▶ _Short exercise_
Reproduce the listing word for word, leaving every picture behind.

▶ _Task material_

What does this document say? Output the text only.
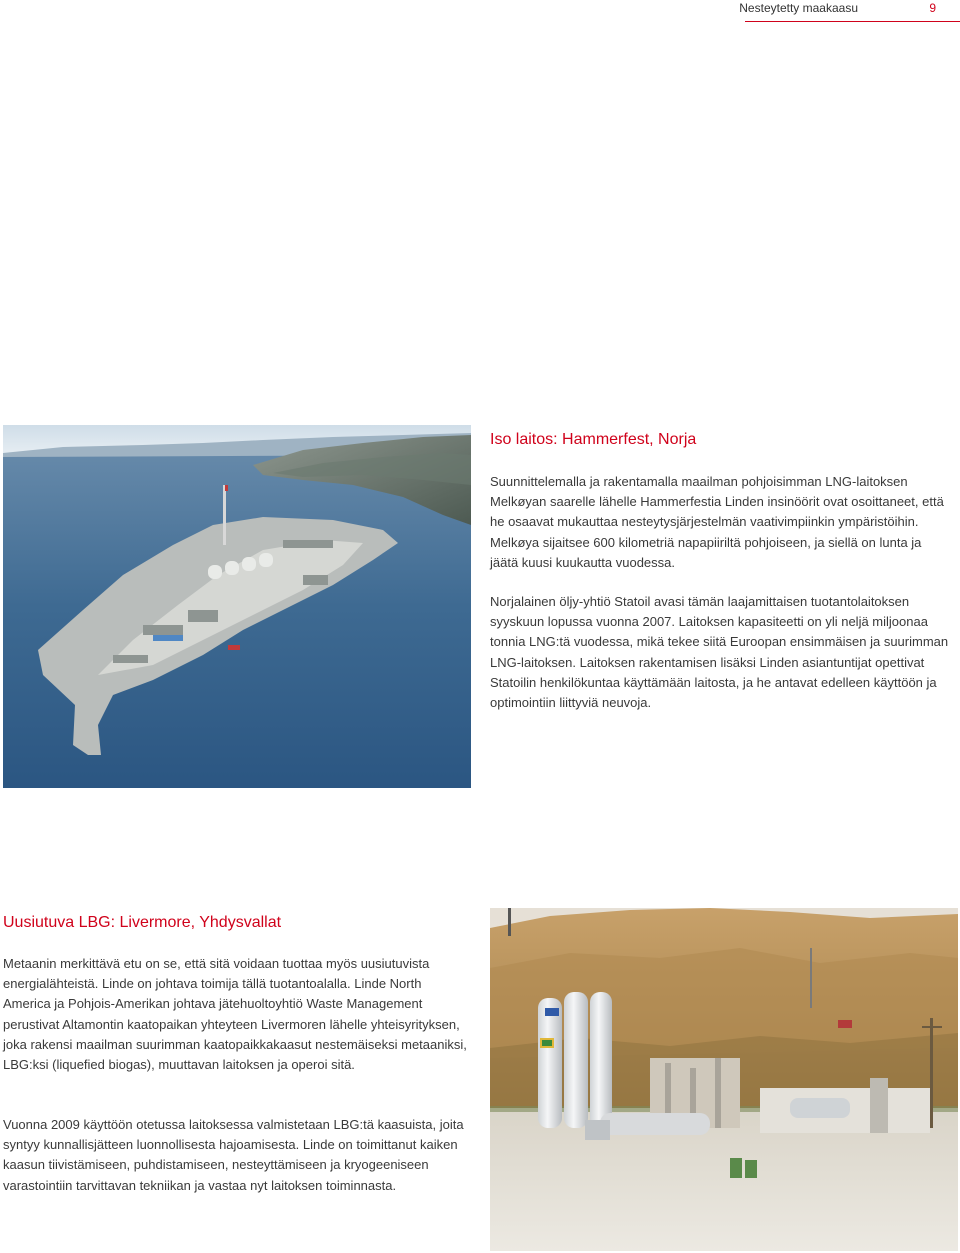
Nesteytetty maakaasu	9
Iso laitos: Hammerfest, Norja

Suunnittelemalla ja rakentamalla maailman pohjoisimman LNG-laitoksen Melkøyan saarelle lähelle Hammerfestia Linden insinöörit ovat osoittaneet, että he osaavat mukauttaa nesteytysjärjestelmän vaativimpiinkin ympäristöihin. Melkøya sijaitsee 600 kilometriä napapiiriltä pohjoiseen, ja siellä on lunta ja jäätä kuusi kuukautta vuodessa.

Norjalainen öljy-yhtiö Statoil avasi tämän laajamittaisen tuotantolaitoksen syyskuun lopussa vuonna 2007. Laitoksen kapasiteetti on yli neljä miljoonaa tonnia LNG:tä vuodessa, mikä tekee siitä Euroopan ensimmäisen ja suurimman LNG-laitoksen. Laitoksen rakentamisen lisäksi Linden asiantuntijat opettivat Statoilin henkilökuntaa käyttämään laitosta, ja he antavat edelleen käyttöön ja optimointiin liittyviä neuvoja.

Uusiutuva LBG: Livermore, Yhdysvallat

Metaanin merkittävä etu on se, että sitä voidaan tuottaa myös uusiutuvista energialähteistä. Linde on johtava toimija tällä tuotantoalalla. Linde North America ja Pohjois-Amerikan johtava jätehuoltoyhtiö Waste Management perustivat Altamontin kaatopaikan yhteyteen Livermoren lähelle yhteisyrityksen, joka rakensi maailman suurimman kaatopaikkakaasut nestemäiseksi metaaniksi, LBG:ksi (liquefied biogas), muuttavan laitoksen ja operoi sitä.

Vuonna 2009 käyttöön otetussa laitoksessa valmistetaan LBG:tä kaasuista, joita syntyy kunnallisjätteen luonnollisesta hajoamisesta. Linde on toimittanut kaiken kaasun tiivistämiseen, puhdistamiseen, nesteyttämiseen ja kryogeeniseen varastointiin tarvittavan tekniikan ja vastaa nyt laitoksen toiminnasta.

▶ _Written response_
What does this document say? Output the text only.
Nesteytetty maakaasu	9
Iso laitos: Hammerfest, Norja

Suunnittelemalla ja rakentamalla maailman pohjoisimman LNG-laitoksen Melkøyan saarelle lähelle Hammerfestia Linden insinöörit ovat osoittaneet, että he osaavat mukauttaa nesteytysjärjestelmän vaativimpiinkin ympäristöihin. Melkøya sijaitsee 600 kilometriä napapiiriltä pohjoiseen, ja siellä on lunta ja jäätä kuusi kuukautta vuodessa.

Norjalainen öljy-yhtiö Statoil avasi tämän laajamittaisen tuotantolaitoksen syyskuun lopussa vuonna 2007. Laitoksen kapasiteetti on yli neljä miljoonaa tonnia LNG:tä vuodessa, mikä tekee siitä Euroopan ensimmäisen ja suurimman LNG-laitoksen. Laitoksen rakentamisen lisäksi Linden asiantuntijat opettivat Statoilin henkilökuntaa käyttämään laitosta, ja he antavat edelleen käyttöön ja optimointiin liittyviä neuvoja.

Uusiutuva LBG: Livermore, Yhdysvallat

Metaanin merkittävä etu on se, että sitä voidaan tuottaa myös uusiutuvista energialähteistä. Linde on johtava toimija tällä tuotantoalalla. Linde North America ja Pohjois-Amerikan johtava jätehuoltoyhtiö Waste Management perustivat Altamontin kaatopaikan yhteyteen Livermoren lähelle yhteisyrityksen, joka rakensi maailman suurimman kaatopaikkakaasut nestemäiseksi metaaniksi, LBG:ksi (liquefied biogas), muuttavan laitoksen ja operoi sitä.

Vuonna 2009 käyttöön otetussa laitoksessa valmistetaan LBG:tä kaasuista, joita syntyy kunnallisjätteen luonnollisesta hajoamisesta. Linde on toimittanut kaiken kaasun tiivistämiseen, puhdistamiseen, nesteyttämiseen ja kryogeeniseen varastointiin tarvittavan tekniikan ja vastaa nyt laitoksen toiminnasta.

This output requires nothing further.